Retype every one of the following records exactly as they appear.

[BEGIN RECORD SET]

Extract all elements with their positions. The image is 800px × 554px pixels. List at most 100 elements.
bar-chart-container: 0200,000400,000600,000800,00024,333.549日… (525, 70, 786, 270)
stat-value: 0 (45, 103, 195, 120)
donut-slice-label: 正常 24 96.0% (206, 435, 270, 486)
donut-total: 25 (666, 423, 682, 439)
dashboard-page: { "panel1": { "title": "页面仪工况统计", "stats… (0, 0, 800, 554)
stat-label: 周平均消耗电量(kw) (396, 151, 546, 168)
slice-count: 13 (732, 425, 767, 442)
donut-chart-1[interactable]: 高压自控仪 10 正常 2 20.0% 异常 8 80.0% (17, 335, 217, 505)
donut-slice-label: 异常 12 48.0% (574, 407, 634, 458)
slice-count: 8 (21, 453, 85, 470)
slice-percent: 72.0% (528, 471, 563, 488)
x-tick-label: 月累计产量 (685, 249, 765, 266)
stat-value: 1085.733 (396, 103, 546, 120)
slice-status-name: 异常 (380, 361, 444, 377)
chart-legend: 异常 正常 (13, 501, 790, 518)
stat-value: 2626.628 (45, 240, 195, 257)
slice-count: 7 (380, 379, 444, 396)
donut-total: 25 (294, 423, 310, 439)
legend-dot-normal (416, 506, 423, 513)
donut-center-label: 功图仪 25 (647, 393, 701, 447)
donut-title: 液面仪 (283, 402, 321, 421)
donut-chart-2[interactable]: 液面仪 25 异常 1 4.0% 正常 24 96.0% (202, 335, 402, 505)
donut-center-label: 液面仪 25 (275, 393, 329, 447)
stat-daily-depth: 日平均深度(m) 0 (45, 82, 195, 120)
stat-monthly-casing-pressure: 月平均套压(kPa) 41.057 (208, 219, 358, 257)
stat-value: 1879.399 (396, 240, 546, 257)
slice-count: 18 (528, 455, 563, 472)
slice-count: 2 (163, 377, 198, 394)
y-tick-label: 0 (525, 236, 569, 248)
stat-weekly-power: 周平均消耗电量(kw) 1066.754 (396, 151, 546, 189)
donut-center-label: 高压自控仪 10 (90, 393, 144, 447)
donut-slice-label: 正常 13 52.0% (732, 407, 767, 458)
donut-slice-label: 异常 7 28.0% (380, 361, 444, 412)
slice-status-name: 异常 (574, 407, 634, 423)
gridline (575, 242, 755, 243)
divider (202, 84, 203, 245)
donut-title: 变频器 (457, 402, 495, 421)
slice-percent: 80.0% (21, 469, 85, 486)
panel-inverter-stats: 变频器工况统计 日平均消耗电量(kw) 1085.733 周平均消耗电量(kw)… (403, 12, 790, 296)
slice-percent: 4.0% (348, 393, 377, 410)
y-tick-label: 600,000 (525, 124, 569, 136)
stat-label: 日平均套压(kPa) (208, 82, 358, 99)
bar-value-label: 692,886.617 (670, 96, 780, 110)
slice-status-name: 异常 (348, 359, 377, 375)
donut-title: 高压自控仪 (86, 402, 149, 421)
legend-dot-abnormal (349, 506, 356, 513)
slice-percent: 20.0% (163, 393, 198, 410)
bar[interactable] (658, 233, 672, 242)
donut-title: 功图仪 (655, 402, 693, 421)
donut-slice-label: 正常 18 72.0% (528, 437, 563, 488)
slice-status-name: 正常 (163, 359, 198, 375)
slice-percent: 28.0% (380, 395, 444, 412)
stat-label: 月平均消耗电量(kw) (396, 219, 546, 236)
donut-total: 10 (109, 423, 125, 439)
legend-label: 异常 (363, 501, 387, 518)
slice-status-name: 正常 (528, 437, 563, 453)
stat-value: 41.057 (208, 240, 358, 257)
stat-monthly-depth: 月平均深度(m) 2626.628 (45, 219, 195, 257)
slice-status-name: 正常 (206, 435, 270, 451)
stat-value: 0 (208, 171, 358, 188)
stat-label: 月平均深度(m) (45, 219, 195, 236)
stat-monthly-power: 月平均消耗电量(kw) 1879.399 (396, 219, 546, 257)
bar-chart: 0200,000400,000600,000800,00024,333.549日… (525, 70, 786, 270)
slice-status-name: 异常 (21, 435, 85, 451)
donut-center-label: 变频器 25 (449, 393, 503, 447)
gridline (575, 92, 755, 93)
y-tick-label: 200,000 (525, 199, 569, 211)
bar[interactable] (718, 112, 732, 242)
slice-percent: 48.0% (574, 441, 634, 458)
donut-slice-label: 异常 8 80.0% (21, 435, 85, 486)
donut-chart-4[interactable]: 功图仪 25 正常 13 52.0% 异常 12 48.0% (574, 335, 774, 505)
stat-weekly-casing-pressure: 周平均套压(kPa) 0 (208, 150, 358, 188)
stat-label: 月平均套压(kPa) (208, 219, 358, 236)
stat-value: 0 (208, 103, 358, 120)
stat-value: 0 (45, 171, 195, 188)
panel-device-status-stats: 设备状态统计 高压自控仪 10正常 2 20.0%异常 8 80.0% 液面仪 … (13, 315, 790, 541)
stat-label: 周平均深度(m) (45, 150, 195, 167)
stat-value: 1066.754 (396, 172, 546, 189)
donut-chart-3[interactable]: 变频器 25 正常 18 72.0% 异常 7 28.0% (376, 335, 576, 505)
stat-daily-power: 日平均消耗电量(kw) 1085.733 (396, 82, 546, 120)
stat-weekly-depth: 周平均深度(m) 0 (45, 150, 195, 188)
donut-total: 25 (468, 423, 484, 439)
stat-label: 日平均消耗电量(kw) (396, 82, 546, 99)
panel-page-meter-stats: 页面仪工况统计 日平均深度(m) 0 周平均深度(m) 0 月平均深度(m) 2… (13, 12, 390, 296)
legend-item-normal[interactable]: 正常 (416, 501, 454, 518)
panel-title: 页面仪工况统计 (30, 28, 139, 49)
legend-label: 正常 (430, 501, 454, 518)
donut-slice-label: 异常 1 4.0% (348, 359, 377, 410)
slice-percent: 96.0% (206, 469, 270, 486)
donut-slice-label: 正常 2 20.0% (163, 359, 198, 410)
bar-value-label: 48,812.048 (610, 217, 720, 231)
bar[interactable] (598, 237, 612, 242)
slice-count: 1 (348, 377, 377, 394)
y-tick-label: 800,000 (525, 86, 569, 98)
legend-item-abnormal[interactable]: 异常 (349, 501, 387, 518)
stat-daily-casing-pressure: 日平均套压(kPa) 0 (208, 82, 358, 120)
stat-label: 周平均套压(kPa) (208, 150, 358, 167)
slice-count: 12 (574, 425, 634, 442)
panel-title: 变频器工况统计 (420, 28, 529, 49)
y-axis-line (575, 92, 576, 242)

[END RECORD SET]

» EXERCISE SOLUTION:
Extract all elements with their positions. The image is 800px × 554px pixels. List at most 100 elements.
bar-chart-container: 0200,000400,000600,000800,00024,333.549日… (525, 70, 786, 270)
stat-value: 0 (45, 103, 195, 120)
donut-slice-label: 正常 24 96.0% (206, 435, 270, 486)
donut-total: 25 (666, 423, 682, 439)
dashboard-page: { "panel1": { "title": "页面仪工况统计", "stats… (0, 0, 800, 554)
stat-label: 周平均消耗电量(kw) (396, 151, 546, 168)
slice-count: 13 (732, 425, 767, 442)
donut-chart-1[interactable]: 高压自控仪 10 正常 2 20.0% 异常 8 80.0% (17, 335, 217, 505)
donut-slice-label: 异常 12 48.0% (574, 407, 634, 458)
slice-count: 8 (21, 453, 85, 470)
slice-percent: 72.0% (528, 471, 563, 488)
x-tick-label: 月累计产量 (685, 249, 765, 266)
stat-value: 1085.733 (396, 103, 546, 120)
slice-status-name: 异常 (380, 361, 444, 377)
chart-legend: 异常 正常 (13, 501, 790, 518)
stat-value: 2626.628 (45, 240, 195, 257)
slice-count: 7 (380, 379, 444, 396)
donut-total: 25 (294, 423, 310, 439)
legend-dot-normal (416, 506, 423, 513)
donut-center-label: 功图仪 25 (647, 393, 701, 447)
donut-title: 液面仪 (283, 402, 321, 421)
donut-chart-2[interactable]: 液面仪 25 异常 1 4.0% 正常 24 96.0% (202, 335, 402, 505)
donut-center-label: 液面仪 25 (275, 393, 329, 447)
stat-daily-depth: 日平均深度(m) 0 (45, 82, 195, 120)
stat-monthly-casing-pressure: 月平均套压(kPa) 41.057 (208, 219, 358, 257)
stat-value: 1879.399 (396, 240, 546, 257)
slice-count: 18 (528, 455, 563, 472)
slice-count: 2 (163, 377, 198, 394)
y-tick-label: 0 (525, 236, 569, 248)
stat-weekly-power: 周平均消耗电量(kw) 1066.754 (396, 151, 546, 189)
donut-center-label: 高压自控仪 10 (90, 393, 144, 447)
donut-slice-label: 正常 13 52.0% (732, 407, 767, 458)
donut-slice-label: 异常 7 28.0% (380, 361, 444, 412)
slice-status-name: 异常 (574, 407, 634, 423)
gridline (575, 242, 755, 243)
divider (202, 84, 203, 245)
donut-title: 变频器 (457, 402, 495, 421)
slice-percent: 80.0% (21, 469, 85, 486)
panel-inverter-stats: 变频器工况统计 日平均消耗电量(kw) 1085.733 周平均消耗电量(kw)… (403, 12, 790, 296)
slice-percent: 4.0% (348, 393, 377, 410)
y-tick-label: 600,000 (525, 124, 569, 136)
stat-label: 日平均套压(kPa) (208, 82, 358, 99)
bar-value-label: 692,886.617 (670, 96, 780, 110)
slice-status-name: 异常 (348, 359, 377, 375)
donut-title: 高压自控仪 (86, 402, 149, 421)
legend-dot-abnormal (349, 506, 356, 513)
slice-percent: 20.0% (163, 393, 198, 410)
bar[interactable] (658, 233, 672, 242)
donut-title: 功图仪 (655, 402, 693, 421)
donut-slice-label: 正常 18 72.0% (528, 437, 563, 488)
slice-status-name: 正常 (163, 359, 198, 375)
slice-percent: 28.0% (380, 395, 444, 412)
stat-label: 月平均消耗电量(kw) (396, 219, 546, 236)
donut-total: 10 (109, 423, 125, 439)
legend-label: 异常 (363, 501, 387, 518)
slice-status-name: 正常 (528, 437, 563, 453)
stat-value: 41.057 (208, 240, 358, 257)
stat-monthly-depth: 月平均深度(m) 2626.628 (45, 219, 195, 257)
slice-status-name: 正常 (206, 435, 270, 451)
stat-value: 0 (208, 171, 358, 188)
stat-label: 月平均深度(m) (45, 219, 195, 236)
stat-monthly-power: 月平均消耗电量(kw) 1879.399 (396, 219, 546, 257)
bar-chart: 0200,000400,000600,000800,00024,333.549日… (525, 70, 786, 270)
slice-status-name: 异常 (21, 435, 85, 451)
donut-center-label: 变频器 25 (449, 393, 503, 447)
gridline (575, 92, 755, 93)
y-tick-label: 200,000 (525, 199, 569, 211)
bar[interactable] (718, 112, 732, 242)
slice-percent: 48.0% (574, 441, 634, 458)
donut-slice-label: 异常 8 80.0% (21, 435, 85, 486)
donut-chart-4[interactable]: 功图仪 25 正常 13 52.0% 异常 12 48.0% (574, 335, 774, 505)
stat-weekly-casing-pressure: 周平均套压(kPa) 0 (208, 150, 358, 188)
stat-label: 月平均套压(kPa) (208, 219, 358, 236)
stat-value: 0 (208, 103, 358, 120)
stat-value: 0 (45, 171, 195, 188)
panel-device-status-stats: 设备状态统计 高压自控仪 10正常 2 20.0%异常 8 80.0% 液面仪 … (13, 315, 790, 541)
stat-label: 周平均深度(m) (45, 150, 195, 167)
stat-value: 1066.754 (396, 172, 546, 189)
donut-chart-3[interactable]: 变频器 25 正常 18 72.0% 异常 7 28.0% (376, 335, 576, 505)
stat-daily-power: 日平均消耗电量(kw) 1085.733 (396, 82, 546, 120)
stat-weekly-depth: 周平均深度(m) 0 (45, 150, 195, 188)
donut-total: 25 (468, 423, 484, 439)
stat-label: 日平均消耗电量(kw) (396, 82, 546, 99)
panel-page-meter-stats: 页面仪工况统计 日平均深度(m) 0 周平均深度(m) 0 月平均深度(m) 2… (13, 12, 390, 296)
legend-item-normal[interactable]: 正常 (416, 501, 454, 518)
panel-title: 页面仪工况统计 (30, 28, 139, 49)
legend-label: 正常 (430, 501, 454, 518)
donut-slice-label: 异常 1 4.0% (348, 359, 377, 410)
slice-percent: 96.0% (206, 469, 270, 486)
donut-slice-label: 正常 2 20.0% (163, 359, 198, 410)
bar-value-label: 48,812.048 (610, 217, 720, 231)
bar[interactable] (598, 237, 612, 242)
slice-count: 1 (348, 377, 377, 394)
y-tick-label: 800,000 (525, 86, 569, 98)
legend-item-abnormal[interactable]: 异常 (349, 501, 387, 518)
stat-daily-casing-pressure: 日平均套压(kPa) 0 (208, 82, 358, 120)
stat-label: 周平均套压(kPa) (208, 150, 358, 167)
slice-count: 12 (574, 425, 634, 442)
panel-title: 变频器工况统计 (420, 28, 529, 49)
y-axis-line (575, 92, 576, 242)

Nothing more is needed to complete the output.